> _GOAL_
Retype all of the data exactly as given.

> _Stored items_
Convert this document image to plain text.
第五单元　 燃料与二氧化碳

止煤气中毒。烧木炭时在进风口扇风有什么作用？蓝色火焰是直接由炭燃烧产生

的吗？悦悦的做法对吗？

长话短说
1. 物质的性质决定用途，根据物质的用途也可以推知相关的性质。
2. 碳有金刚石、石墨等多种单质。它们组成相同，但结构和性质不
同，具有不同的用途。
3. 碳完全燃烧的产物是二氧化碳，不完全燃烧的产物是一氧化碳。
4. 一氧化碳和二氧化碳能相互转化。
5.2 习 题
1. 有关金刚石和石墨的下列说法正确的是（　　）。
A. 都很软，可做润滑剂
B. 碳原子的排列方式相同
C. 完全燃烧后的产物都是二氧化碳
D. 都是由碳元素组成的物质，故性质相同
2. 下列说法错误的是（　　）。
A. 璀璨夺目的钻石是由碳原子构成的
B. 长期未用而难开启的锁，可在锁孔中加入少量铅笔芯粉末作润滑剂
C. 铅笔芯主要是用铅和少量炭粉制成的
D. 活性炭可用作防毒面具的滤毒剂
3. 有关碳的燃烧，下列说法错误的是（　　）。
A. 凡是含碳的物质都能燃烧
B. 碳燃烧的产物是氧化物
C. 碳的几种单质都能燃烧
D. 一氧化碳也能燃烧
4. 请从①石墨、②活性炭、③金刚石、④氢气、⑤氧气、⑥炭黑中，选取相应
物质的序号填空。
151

> _RESULT_
Convert this document image to plain text.
第五单元　 燃料与二氧化碳

止煤气中毒。烧木炭时在进风口扇风有什么作用？蓝色火焰是直接由炭燃烧产生

的吗？悦悦的做法对吗？

长话短说
1. 物质的性质决定用途，根据物质的用途也可以推知相关的性质。
2. 碳有金刚石、石墨等多种单质。它们组成相同，但结构和性质不
同，具有不同的用途。
3. 碳完全燃烧的产物是二氧化碳，不完全燃烧的产物是一氧化碳。
4. 一氧化碳和二氧化碳能相互转化。
5.2 习 题
1. 有关金刚石和石墨的下列说法正确的是（　　）。
A. 都很软，可做润滑剂
B. 碳原子的排列方式相同
C. 完全燃烧后的产物都是二氧化碳
D. 都是由碳元素组成的物质，故性质相同
2. 下列说法错误的是（　　）。
A. 璀璨夺目的钻石是由碳原子构成的
B. 长期未用而难开启的锁，可在锁孔中加入少量铅笔芯粉末作润滑剂
C. 铅笔芯主要是用铅和少量炭粉制成的
D. 活性炭可用作防毒面具的滤毒剂
3. 有关碳的燃烧，下列说法错误的是（　　）。
A. 凡是含碳的物质都能燃烧
B. 碳燃烧的产物是氧化物
C. 碳的几种单质都能燃烧
D. 一氧化碳也能燃烧
4. 请从①石墨、②活性炭、③金刚石、④氢气、⑤氧气、⑥炭黑中，选取相应
物质的序号填空。
151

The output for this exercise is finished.